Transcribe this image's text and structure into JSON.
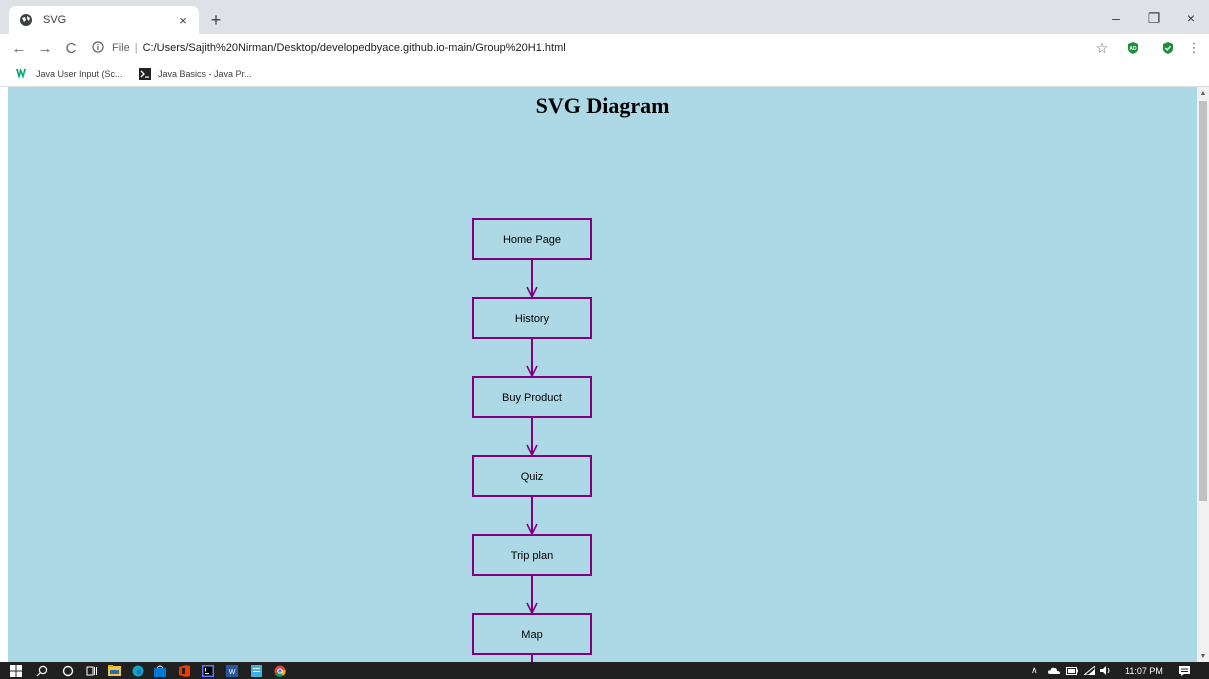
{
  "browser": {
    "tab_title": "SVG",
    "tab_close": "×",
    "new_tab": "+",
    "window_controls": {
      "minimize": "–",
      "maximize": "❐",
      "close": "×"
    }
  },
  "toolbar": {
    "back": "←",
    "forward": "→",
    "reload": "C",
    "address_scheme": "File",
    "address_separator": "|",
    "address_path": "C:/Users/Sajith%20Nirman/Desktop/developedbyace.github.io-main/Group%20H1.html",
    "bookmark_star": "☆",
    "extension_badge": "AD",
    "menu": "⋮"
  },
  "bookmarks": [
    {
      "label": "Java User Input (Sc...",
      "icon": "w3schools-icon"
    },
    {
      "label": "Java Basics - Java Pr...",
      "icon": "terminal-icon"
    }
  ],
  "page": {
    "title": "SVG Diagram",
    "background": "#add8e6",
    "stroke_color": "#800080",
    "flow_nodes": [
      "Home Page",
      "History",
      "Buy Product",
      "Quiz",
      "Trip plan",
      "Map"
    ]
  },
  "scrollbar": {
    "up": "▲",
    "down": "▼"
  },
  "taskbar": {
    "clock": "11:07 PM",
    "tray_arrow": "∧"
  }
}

+-------+

• _WHAT TO DO_
Word for word, quote the full listing, omitting every picture.

• _WRITTEN SOLUTION_
Transcribe this image's text and structure into JSON.
{
  "browser": {
    "tab_title": "SVG",
    "tab_close": "×",
    "new_tab": "+",
    "window_controls": {
      "minimize": "–",
      "maximize": "❐",
      "close": "×"
    }
  },
  "toolbar": {
    "back": "←",
    "forward": "→",
    "reload": "C",
    "address_scheme": "File",
    "address_separator": "|",
    "address_path": "C:/Users/Sajith%20Nirman/Desktop/developedbyace.github.io-main/Group%20H1.html",
    "bookmark_star": "☆",
    "extension_badge": "AD",
    "menu": "⋮"
  },
  "bookmarks": [
    {
      "label": "Java User Input (Sc...",
      "icon": "w3schools-icon"
    },
    {
      "label": "Java Basics - Java Pr...",
      "icon": "terminal-icon"
    }
  ],
  "page": {
    "title": "SVG Diagram",
    "background": "#add8e6",
    "stroke_color": "#800080",
    "flow_nodes": [
      "Home Page",
      "History",
      "Buy Product",
      "Quiz",
      "Trip plan",
      "Map"
    ]
  },
  "scrollbar": {
    "up": "▲",
    "down": "▼"
  },
  "taskbar": {
    "clock": "11:07 PM",
    "tray_arrow": "∧"
  }
}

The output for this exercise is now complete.